* Exercise requirements
Find the line that contains "Read out every word on this page.". Output it and every line after it to the end of the records, exactly as they appear.

(begin)

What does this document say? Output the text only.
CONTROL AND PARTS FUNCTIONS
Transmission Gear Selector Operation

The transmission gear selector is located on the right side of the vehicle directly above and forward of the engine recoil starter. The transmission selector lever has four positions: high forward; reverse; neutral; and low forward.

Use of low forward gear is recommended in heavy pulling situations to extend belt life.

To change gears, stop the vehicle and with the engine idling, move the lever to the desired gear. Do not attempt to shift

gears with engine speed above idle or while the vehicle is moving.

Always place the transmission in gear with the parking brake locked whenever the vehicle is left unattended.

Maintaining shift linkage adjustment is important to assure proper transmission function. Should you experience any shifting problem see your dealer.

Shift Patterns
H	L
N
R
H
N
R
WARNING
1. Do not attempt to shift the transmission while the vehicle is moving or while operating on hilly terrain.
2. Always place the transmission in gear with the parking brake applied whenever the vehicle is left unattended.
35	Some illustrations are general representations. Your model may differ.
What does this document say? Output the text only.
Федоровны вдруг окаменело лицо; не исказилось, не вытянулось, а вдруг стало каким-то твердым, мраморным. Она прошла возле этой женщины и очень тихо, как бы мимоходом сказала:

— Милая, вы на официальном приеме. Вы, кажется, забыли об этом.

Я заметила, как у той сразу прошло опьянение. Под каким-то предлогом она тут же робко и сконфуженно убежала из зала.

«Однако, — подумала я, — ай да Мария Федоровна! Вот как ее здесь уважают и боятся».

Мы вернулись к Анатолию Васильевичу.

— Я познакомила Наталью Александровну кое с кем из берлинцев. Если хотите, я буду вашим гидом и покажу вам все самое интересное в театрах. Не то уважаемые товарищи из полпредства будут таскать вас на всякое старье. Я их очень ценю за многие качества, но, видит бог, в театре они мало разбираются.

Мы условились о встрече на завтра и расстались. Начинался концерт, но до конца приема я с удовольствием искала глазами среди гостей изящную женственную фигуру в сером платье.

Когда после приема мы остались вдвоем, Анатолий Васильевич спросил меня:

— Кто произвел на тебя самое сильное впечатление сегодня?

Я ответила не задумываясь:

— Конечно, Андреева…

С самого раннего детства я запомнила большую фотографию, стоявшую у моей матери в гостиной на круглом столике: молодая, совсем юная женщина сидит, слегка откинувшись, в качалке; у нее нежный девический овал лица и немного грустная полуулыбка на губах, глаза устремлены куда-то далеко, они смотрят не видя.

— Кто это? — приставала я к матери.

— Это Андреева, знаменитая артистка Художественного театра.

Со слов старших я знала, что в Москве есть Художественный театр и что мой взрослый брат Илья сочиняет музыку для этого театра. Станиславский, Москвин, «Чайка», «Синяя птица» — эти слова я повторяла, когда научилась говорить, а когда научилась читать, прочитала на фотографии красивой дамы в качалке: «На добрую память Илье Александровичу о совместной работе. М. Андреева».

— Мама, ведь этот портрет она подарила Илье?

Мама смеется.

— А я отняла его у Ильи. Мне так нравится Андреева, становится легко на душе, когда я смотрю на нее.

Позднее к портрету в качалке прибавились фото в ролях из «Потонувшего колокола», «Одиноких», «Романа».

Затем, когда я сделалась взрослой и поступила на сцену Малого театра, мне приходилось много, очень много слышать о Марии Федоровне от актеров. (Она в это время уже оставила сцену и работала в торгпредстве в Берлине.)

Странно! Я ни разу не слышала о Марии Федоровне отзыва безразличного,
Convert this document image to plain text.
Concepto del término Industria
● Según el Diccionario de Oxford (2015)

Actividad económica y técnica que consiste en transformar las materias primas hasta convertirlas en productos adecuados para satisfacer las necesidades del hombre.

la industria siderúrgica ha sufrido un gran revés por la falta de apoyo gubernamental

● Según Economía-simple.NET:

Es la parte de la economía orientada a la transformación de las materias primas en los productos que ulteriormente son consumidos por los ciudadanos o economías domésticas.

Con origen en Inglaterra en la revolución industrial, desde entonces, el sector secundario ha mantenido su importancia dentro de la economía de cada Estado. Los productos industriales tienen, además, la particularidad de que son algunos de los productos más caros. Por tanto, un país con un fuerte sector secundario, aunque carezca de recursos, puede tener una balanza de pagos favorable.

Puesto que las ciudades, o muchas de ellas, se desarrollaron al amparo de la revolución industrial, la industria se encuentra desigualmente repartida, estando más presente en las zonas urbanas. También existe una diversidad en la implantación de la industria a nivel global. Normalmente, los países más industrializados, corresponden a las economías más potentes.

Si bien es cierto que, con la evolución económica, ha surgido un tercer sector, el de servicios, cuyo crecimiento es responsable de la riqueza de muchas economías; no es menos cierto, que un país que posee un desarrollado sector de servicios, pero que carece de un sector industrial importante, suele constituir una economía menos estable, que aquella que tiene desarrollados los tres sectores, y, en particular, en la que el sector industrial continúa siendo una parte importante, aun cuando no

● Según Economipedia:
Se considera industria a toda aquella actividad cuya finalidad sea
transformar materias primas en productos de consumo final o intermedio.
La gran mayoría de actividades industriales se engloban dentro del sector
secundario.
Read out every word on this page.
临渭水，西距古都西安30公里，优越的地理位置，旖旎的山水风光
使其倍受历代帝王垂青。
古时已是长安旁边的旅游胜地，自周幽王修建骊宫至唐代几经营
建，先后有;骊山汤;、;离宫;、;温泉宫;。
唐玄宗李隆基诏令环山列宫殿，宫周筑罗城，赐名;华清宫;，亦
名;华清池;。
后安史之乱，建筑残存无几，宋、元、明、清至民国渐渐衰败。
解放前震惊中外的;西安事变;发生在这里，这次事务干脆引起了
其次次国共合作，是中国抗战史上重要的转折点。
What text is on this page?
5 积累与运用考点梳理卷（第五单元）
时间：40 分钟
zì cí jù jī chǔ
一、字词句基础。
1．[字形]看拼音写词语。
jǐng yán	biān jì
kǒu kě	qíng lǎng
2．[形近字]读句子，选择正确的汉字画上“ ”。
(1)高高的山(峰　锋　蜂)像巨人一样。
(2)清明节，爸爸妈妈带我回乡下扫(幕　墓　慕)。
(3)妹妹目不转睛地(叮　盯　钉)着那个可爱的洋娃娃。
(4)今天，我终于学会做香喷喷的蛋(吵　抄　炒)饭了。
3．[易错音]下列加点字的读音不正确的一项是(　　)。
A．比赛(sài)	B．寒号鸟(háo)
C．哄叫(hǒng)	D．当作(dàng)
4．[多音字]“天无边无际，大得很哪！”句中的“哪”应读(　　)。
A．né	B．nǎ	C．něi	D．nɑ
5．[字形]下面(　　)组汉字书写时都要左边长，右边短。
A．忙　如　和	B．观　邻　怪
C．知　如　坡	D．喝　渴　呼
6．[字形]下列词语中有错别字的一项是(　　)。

(end)

* Completed exercise
Read out every word on this page.
临渭水，西距古都西安30公里，优越的地理位置，旖旎的山水风光
使其倍受历代帝王垂青。
古时已是长安旁边的旅游胜地，自周幽王修建骊宫至唐代几经营
建，先后有;骊山汤;、;离宫;、;温泉宫;。
唐玄宗李隆基诏令环山列宫殿，宫周筑罗城，赐名;华清宫;，亦
名;华清池;。
后安史之乱，建筑残存无几，宋、元、明、清至民国渐渐衰败。
解放前震惊中外的;西安事变;发生在这里，这次事务干脆引起了
其次次国共合作，是中国抗战史上重要的转折点。
What text is on this page?
5 积累与运用考点梳理卷（第五单元）
时间：40 分钟
zì cí jù jī chǔ
一、字词句基础。
1．[字形]看拼音写词语。
jǐng yán	biān jì
kǒu kě	qíng lǎng
2．[形近字]读句子，选择正确的汉字画上“ ”。
(1)高高的山(峰　锋　蜂)像巨人一样。
(2)清明节，爸爸妈妈带我回乡下扫(幕　墓　慕)。
(3)妹妹目不转睛地(叮　盯　钉)着那个可爱的洋娃娃。
(4)今天，我终于学会做香喷喷的蛋(吵　抄　炒)饭了。
3．[易错音]下列加点字的读音不正确的一项是(　　)。
A．比赛(sài)	B．寒号鸟(háo)
C．哄叫(hǒng)	D．当作(dàng)
4．[多音字]“天无边无际，大得很哪！”句中的“哪”应读(　　)。
A．né	B．nǎ	C．něi	D．nɑ
5．[字形]下面(　　)组汉字书写时都要左边长，右边短。
A．忙　如　和	B．观　邻　怪
C．知　如　坡	D．喝　渴　呼
6．[字形]下列词语中有错别字的一项是(　　)。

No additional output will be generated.